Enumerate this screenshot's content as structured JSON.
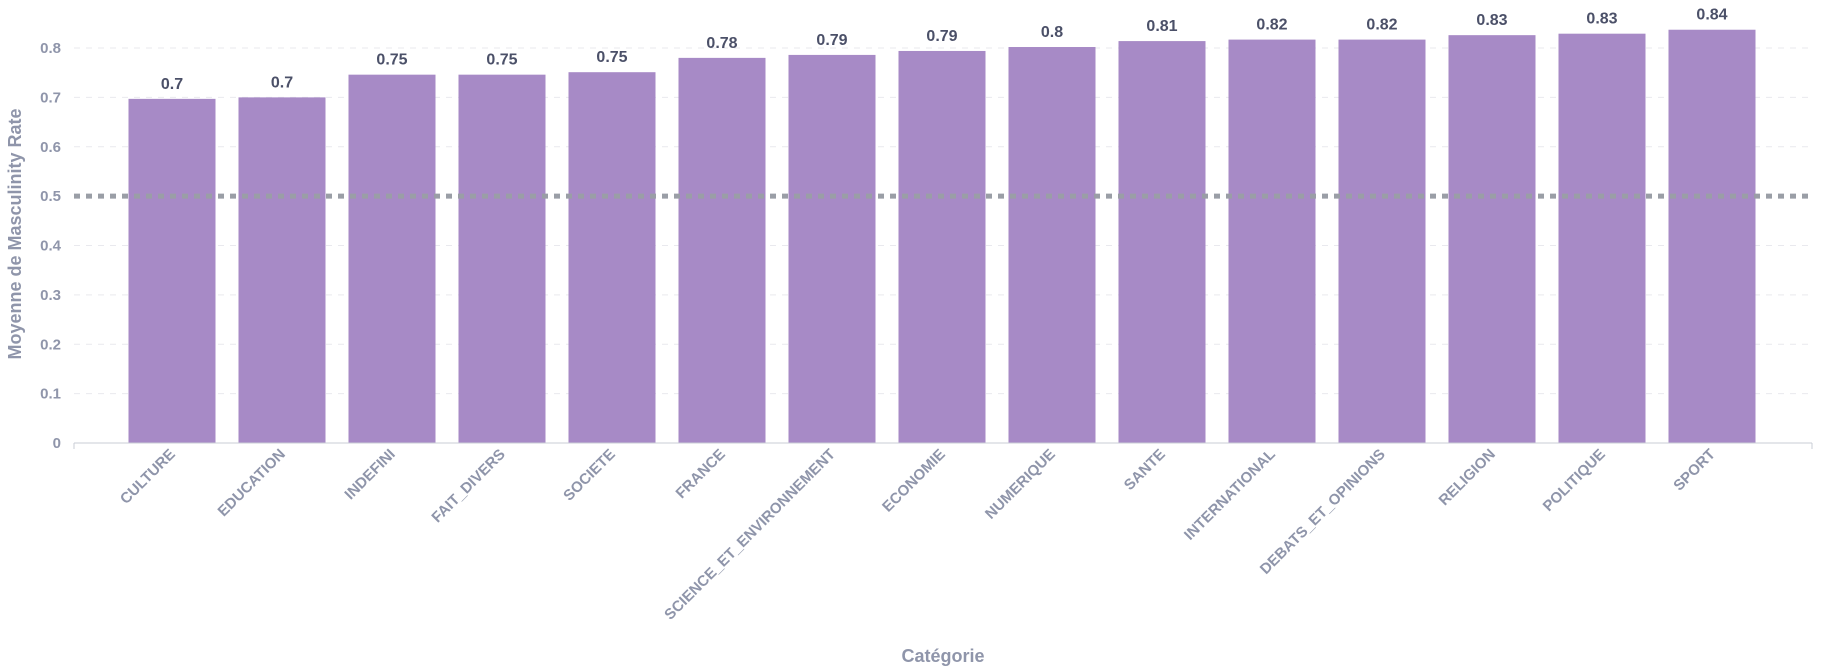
{
  "chart_data": {
    "type": "bar",
    "xlabel": "Catégorie",
    "ylabel": "Moyenne de Masculinity Rate",
    "ylim": [
      0,
      0.8
    ],
    "yticks": [
      "0",
      "0.1",
      "0.2",
      "0.3",
      "0.4",
      "0.5",
      "0.6",
      "0.7",
      "0.8"
    ],
    "categories": [
      "CULTURE",
      "EDUCATION",
      "INDEFINI",
      "FAIT_DIVERS",
      "SOCIETE",
      "FRANCE",
      "SCIENCE_ET_ENVIRONNEMENT",
      "ECONOMIE",
      "NUMERIQUE",
      "SANTE",
      "INTERNATIONAL",
      "DEBATS_ET_OPINIONS",
      "RELIGION",
      "POLITIQUE",
      "SPORT"
    ],
    "values": [
      0.697,
      0.7,
      0.746,
      0.746,
      0.751,
      0.78,
      0.786,
      0.794,
      0.802,
      0.814,
      0.817,
      0.817,
      0.826,
      0.829,
      0.837
    ],
    "data_labels": [
      "0.7",
      "0.7",
      "0.75",
      "0.75",
      "0.75",
      "0.78",
      "0.79",
      "0.79",
      "0.8",
      "0.81",
      "0.82",
      "0.82",
      "0.83",
      "0.83",
      "0.84"
    ],
    "reference_line": {
      "value": 0.5,
      "style": "dotted"
    },
    "grid": true,
    "colors": {
      "bar": "#a78ac6",
      "reference": "#9a9ea6",
      "grid": "#e9e9ee",
      "axis": "#c9ccd6",
      "text": "#8f95aa",
      "value_text": "#4b5068"
    }
  }
}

◆ Set problem: Repeat the data exactly, dropping every picture it holds.

◆ Output for this exercise:
Enumerate this screenshot's content as structured JSON.
{
  "chart_data": {
    "type": "bar",
    "xlabel": "Catégorie",
    "ylabel": "Moyenne de Masculinity Rate",
    "ylim": [
      0,
      0.8
    ],
    "yticks": [
      "0",
      "0.1",
      "0.2",
      "0.3",
      "0.4",
      "0.5",
      "0.6",
      "0.7",
      "0.8"
    ],
    "categories": [
      "CULTURE",
      "EDUCATION",
      "INDEFINI",
      "FAIT_DIVERS",
      "SOCIETE",
      "FRANCE",
      "SCIENCE_ET_ENVIRONNEMENT",
      "ECONOMIE",
      "NUMERIQUE",
      "SANTE",
      "INTERNATIONAL",
      "DEBATS_ET_OPINIONS",
      "RELIGION",
      "POLITIQUE",
      "SPORT"
    ],
    "values": [
      0.697,
      0.7,
      0.746,
      0.746,
      0.751,
      0.78,
      0.786,
      0.794,
      0.802,
      0.814,
      0.817,
      0.817,
      0.826,
      0.829,
      0.837
    ],
    "data_labels": [
      "0.7",
      "0.7",
      "0.75",
      "0.75",
      "0.75",
      "0.78",
      "0.79",
      "0.79",
      "0.8",
      "0.81",
      "0.82",
      "0.82",
      "0.83",
      "0.83",
      "0.84"
    ],
    "reference_line": {
      "value": 0.5,
      "style": "dotted"
    },
    "grid": true,
    "colors": {
      "bar": "#a78ac6",
      "reference": "#9a9ea6",
      "grid": "#e9e9ee",
      "axis": "#c9ccd6",
      "text": "#8f95aa",
      "value_text": "#4b5068"
    }
  }
}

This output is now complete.